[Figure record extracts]
start

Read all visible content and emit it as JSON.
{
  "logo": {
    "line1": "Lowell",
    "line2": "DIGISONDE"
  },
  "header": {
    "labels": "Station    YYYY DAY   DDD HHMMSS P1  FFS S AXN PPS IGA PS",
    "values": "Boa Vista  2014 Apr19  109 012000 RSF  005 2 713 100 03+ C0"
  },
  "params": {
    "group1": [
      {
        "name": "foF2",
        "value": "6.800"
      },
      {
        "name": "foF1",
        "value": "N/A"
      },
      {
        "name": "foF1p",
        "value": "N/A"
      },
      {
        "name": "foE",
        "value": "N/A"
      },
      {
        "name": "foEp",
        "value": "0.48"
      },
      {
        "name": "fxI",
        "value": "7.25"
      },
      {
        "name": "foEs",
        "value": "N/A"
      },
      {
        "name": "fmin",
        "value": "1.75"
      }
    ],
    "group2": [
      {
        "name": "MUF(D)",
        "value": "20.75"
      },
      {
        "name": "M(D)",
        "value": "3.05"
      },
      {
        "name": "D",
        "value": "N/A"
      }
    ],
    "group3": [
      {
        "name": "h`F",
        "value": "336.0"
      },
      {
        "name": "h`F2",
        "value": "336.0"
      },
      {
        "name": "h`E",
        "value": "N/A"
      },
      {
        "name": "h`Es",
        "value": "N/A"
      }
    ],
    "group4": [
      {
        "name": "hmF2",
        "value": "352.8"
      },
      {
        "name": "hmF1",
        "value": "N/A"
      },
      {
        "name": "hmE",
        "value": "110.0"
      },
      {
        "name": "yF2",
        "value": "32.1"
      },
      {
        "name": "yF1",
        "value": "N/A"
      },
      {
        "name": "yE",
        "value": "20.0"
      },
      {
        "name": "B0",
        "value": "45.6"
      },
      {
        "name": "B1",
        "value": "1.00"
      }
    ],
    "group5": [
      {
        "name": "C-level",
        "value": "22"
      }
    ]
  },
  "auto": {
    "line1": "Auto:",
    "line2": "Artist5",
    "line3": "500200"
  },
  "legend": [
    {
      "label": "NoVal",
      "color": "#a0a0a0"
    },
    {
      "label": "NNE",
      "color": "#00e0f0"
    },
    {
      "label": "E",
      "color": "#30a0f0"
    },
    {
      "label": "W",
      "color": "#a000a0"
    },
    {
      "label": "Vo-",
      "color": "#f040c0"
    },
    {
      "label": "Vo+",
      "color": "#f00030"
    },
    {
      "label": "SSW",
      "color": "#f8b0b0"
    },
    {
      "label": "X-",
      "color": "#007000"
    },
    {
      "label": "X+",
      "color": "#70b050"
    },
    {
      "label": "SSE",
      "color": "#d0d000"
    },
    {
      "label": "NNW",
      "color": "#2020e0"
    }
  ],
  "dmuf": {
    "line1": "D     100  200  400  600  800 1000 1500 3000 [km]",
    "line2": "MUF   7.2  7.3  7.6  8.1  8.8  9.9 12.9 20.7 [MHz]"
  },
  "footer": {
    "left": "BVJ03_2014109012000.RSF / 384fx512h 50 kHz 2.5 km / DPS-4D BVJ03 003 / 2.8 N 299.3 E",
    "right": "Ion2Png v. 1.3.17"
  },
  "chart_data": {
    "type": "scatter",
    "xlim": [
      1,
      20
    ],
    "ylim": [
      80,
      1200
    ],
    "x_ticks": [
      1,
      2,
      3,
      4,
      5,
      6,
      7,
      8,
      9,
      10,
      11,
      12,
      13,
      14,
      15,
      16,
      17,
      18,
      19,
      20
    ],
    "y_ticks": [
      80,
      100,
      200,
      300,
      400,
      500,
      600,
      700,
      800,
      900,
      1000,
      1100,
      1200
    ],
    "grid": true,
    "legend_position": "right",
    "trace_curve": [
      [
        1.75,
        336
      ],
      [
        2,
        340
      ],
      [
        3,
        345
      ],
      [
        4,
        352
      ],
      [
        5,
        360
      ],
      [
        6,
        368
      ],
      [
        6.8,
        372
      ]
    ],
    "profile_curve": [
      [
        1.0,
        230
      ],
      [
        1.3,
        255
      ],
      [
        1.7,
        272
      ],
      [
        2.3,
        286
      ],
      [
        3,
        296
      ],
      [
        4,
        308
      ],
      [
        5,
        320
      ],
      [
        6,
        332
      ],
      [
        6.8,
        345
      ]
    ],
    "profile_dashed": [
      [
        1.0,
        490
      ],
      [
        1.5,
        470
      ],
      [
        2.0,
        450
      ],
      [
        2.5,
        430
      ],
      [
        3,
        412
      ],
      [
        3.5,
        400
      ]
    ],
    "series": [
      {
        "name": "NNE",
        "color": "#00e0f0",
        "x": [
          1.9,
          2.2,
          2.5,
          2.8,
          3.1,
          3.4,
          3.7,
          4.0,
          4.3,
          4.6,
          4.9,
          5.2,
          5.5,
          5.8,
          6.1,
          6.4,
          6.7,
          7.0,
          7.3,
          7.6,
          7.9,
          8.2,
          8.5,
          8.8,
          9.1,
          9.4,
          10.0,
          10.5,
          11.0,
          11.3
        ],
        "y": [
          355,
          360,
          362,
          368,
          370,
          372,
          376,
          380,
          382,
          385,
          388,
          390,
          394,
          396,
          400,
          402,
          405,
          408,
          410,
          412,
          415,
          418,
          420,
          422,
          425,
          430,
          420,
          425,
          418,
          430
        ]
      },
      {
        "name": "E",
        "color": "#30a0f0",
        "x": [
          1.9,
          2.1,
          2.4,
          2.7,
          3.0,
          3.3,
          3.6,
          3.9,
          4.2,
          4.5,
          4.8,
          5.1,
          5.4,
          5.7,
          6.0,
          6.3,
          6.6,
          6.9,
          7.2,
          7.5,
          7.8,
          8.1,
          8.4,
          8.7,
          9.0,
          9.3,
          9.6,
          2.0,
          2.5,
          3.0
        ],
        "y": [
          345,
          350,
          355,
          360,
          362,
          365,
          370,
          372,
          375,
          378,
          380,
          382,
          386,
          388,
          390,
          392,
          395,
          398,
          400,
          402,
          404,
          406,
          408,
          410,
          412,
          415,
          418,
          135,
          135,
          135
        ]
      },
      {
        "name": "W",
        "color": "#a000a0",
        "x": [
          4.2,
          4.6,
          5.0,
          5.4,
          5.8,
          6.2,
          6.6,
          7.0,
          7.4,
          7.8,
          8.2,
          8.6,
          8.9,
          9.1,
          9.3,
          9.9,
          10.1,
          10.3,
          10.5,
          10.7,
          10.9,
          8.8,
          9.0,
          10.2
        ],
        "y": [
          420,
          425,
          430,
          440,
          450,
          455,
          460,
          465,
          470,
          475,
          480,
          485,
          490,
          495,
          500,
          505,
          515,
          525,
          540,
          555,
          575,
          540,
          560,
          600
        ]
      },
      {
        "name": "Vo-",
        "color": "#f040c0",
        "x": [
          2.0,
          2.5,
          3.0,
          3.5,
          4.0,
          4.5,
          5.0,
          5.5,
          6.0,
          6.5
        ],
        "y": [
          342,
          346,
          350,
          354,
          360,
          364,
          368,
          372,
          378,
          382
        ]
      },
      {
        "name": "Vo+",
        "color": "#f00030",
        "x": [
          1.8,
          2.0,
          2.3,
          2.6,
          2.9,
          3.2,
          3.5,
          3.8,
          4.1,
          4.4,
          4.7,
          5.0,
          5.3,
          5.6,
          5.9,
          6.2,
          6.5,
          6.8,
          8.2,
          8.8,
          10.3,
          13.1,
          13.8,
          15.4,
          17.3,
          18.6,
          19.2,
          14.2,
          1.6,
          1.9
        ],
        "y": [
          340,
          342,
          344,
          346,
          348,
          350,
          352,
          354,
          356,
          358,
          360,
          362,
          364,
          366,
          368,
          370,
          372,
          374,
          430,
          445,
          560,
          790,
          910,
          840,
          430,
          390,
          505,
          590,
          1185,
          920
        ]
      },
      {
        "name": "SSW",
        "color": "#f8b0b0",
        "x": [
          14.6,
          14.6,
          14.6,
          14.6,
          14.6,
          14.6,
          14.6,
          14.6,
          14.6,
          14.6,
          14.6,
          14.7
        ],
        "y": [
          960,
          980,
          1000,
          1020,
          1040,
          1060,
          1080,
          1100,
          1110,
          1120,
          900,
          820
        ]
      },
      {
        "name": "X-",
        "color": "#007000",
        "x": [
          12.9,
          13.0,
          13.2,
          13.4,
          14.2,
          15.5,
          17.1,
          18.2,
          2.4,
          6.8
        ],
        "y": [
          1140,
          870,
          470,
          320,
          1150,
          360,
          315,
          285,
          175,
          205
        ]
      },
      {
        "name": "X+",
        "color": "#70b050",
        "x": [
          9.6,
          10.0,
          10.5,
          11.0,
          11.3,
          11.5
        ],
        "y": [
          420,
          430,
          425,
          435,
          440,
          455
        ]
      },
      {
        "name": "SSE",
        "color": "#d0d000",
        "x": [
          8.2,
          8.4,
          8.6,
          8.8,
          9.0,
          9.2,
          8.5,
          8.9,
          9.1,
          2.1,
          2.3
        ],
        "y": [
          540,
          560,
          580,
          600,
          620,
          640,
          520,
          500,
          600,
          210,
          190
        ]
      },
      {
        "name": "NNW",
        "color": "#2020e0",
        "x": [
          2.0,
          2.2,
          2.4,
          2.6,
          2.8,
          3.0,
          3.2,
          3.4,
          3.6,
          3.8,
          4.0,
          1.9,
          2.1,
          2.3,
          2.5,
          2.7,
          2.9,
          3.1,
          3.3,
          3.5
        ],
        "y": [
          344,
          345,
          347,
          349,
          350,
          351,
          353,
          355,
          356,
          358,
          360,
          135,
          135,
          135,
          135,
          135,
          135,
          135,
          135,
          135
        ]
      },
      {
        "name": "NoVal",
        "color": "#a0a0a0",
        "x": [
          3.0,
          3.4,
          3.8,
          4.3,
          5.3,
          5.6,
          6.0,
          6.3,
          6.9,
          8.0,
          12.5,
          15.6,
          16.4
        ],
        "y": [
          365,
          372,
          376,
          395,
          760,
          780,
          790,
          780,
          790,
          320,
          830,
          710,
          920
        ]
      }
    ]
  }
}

end

(Given request): Among the entries above, how many lines hold the word "right"? Reply with only that number.

(Solved problem): 2